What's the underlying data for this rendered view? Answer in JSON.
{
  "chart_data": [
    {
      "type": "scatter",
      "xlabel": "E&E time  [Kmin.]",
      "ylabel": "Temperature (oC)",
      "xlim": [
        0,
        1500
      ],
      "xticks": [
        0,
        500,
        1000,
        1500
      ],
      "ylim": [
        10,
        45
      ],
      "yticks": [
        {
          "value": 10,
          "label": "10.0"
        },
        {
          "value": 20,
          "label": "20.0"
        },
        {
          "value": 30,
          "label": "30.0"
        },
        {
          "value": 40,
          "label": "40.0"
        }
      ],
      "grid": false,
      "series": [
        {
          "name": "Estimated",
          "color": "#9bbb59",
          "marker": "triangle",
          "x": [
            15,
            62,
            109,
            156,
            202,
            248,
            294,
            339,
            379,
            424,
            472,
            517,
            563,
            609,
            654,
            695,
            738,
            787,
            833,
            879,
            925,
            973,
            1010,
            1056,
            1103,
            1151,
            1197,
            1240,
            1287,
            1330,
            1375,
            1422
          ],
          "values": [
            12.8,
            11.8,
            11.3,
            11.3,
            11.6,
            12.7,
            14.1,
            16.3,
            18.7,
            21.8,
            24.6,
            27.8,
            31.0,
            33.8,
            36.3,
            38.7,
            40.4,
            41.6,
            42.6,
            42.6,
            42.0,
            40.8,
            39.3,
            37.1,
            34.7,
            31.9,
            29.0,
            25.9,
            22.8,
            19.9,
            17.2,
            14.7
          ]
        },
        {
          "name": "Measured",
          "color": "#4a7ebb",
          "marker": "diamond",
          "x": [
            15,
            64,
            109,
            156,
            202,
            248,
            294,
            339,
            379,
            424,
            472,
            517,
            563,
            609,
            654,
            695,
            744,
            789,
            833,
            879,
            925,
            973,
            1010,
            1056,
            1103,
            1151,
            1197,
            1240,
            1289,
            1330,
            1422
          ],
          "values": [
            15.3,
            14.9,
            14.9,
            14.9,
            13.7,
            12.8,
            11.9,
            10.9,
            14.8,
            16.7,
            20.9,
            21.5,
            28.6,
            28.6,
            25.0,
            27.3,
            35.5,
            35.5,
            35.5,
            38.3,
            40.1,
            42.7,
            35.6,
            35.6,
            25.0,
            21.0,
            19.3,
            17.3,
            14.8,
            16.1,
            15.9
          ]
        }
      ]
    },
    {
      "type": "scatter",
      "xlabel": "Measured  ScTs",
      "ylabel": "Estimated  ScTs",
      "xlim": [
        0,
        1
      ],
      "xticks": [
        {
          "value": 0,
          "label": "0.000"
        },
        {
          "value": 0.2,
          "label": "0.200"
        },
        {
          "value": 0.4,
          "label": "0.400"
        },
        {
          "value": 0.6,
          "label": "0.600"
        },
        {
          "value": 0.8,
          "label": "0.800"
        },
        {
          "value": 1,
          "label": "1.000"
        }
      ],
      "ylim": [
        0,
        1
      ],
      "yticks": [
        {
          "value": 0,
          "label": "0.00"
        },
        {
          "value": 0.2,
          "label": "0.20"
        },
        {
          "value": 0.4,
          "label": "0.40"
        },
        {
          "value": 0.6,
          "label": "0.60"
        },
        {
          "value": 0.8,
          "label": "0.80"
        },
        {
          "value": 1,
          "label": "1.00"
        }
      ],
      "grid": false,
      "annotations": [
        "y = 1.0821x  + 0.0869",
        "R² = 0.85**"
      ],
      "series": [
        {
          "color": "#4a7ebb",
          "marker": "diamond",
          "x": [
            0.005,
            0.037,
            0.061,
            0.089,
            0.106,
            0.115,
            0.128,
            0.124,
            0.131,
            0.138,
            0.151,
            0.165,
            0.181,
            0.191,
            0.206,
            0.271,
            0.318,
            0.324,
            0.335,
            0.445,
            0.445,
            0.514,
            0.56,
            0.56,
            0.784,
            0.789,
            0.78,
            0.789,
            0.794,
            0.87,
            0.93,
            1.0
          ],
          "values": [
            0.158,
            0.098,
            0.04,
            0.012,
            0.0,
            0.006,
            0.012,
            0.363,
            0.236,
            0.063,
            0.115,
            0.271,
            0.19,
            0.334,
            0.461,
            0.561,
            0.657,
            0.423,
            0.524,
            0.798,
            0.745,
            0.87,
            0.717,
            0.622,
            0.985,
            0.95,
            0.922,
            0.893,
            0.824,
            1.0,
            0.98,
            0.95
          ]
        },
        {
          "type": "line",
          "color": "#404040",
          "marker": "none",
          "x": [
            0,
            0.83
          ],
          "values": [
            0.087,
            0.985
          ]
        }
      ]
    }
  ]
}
+++++
▶ [Requirement]: Would you restate each of the entries word for word?

▶ [Reply]:
What's the underlying data for this rendered view? Answer in JSON.
{
  "chart_data": [
    {
      "type": "scatter",
      "xlabel": "E&E time  [Kmin.]",
      "ylabel": "Temperature (oC)",
      "xlim": [
        0,
        1500
      ],
      "xticks": [
        0,
        500,
        1000,
        1500
      ],
      "ylim": [
        10,
        45
      ],
      "yticks": [
        {
          "value": 10,
          "label": "10.0"
        },
        {
          "value": 20,
          "label": "20.0"
        },
        {
          "value": 30,
          "label": "30.0"
        },
        {
          "value": 40,
          "label": "40.0"
        }
      ],
      "grid": false,
      "series": [
        {
          "name": "Estimated",
          "color": "#9bbb59",
          "marker": "triangle",
          "x": [
            15,
            62,
            109,
            156,
            202,
            248,
            294,
            339,
            379,
            424,
            472,
            517,
            563,
            609,
            654,
            695,
            738,
            787,
            833,
            879,
            925,
            973,
            1010,
            1056,
            1103,
            1151,
            1197,
            1240,
            1287,
            1330,
            1375,
            1422
          ],
          "values": [
            12.8,
            11.8,
            11.3,
            11.3,
            11.6,
            12.7,
            14.1,
            16.3,
            18.7,
            21.8,
            24.6,
            27.8,
            31.0,
            33.8,
            36.3,
            38.7,
            40.4,
            41.6,
            42.6,
            42.6,
            42.0,
            40.8,
            39.3,
            37.1,
            34.7,
            31.9,
            29.0,
            25.9,
            22.8,
            19.9,
            17.2,
            14.7
          ]
        },
        {
          "name": "Measured",
          "color": "#4a7ebb",
          "marker": "diamond",
          "x": [
            15,
            64,
            109,
            156,
            202,
            248,
            294,
            339,
            379,
            424,
            472,
            517,
            563,
            609,
            654,
            695,
            744,
            789,
            833,
            879,
            925,
            973,
            1010,
            1056,
            1103,
            1151,
            1197,
            1240,
            1289,
            1330,
            1422
          ],
          "values": [
            15.3,
            14.9,
            14.9,
            14.9,
            13.7,
            12.8,
            11.9,
            10.9,
            14.8,
            16.7,
            20.9,
            21.5,
            28.6,
            28.6,
            25.0,
            27.3,
            35.5,
            35.5,
            35.5,
            38.3,
            40.1,
            42.7,
            35.6,
            35.6,
            25.0,
            21.0,
            19.3,
            17.3,
            14.8,
            16.1,
            15.9
          ]
        }
      ]
    },
    {
      "type": "scatter",
      "xlabel": "Measured  ScTs",
      "ylabel": "Estimated  ScTs",
      "xlim": [
        0,
        1
      ],
      "xticks": [
        {
          "value": 0,
          "label": "0.000"
        },
        {
          "value": 0.2,
          "label": "0.200"
        },
        {
          "value": 0.4,
          "label": "0.400"
        },
        {
          "value": 0.6,
          "label": "0.600"
        },
        {
          "value": 0.8,
          "label": "0.800"
        },
        {
          "value": 1,
          "label": "1.000"
        }
      ],
      "ylim": [
        0,
        1
      ],
      "yticks": [
        {
          "value": 0,
          "label": "0.00"
        },
        {
          "value": 0.2,
          "label": "0.20"
        },
        {
          "value": 0.4,
          "label": "0.40"
        },
        {
          "value": 0.6,
          "label": "0.60"
        },
        {
          "value": 0.8,
          "label": "0.80"
        },
        {
          "value": 1,
          "label": "1.00"
        }
      ],
      "grid": false,
      "annotations": [
        "y = 1.0821x  + 0.0869",
        "R² = 0.85**"
      ],
      "series": [
        {
          "color": "#4a7ebb",
          "marker": "diamond",
          "x": [
            0.005,
            0.037,
            0.061,
            0.089,
            0.106,
            0.115,
            0.128,
            0.124,
            0.131,
            0.138,
            0.151,
            0.165,
            0.181,
            0.191,
            0.206,
            0.271,
            0.318,
            0.324,
            0.335,
            0.445,
            0.445,
            0.514,
            0.56,
            0.56,
            0.784,
            0.789,
            0.78,
            0.789,
            0.794,
            0.87,
            0.93,
            1.0
          ],
          "values": [
            0.158,
            0.098,
            0.04,
            0.012,
            0.0,
            0.006,
            0.012,
            0.363,
            0.236,
            0.063,
            0.115,
            0.271,
            0.19,
            0.334,
            0.461,
            0.561,
            0.657,
            0.423,
            0.524,
            0.798,
            0.745,
            0.87,
            0.717,
            0.622,
            0.985,
            0.95,
            0.922,
            0.893,
            0.824,
            1.0,
            0.98,
            0.95
          ]
        },
        {
          "type": "line",
          "color": "#404040",
          "marker": "none",
          "x": [
            0,
            0.83
          ],
          "values": [
            0.087,
            0.985
          ]
        }
      ]
    }
  ]
}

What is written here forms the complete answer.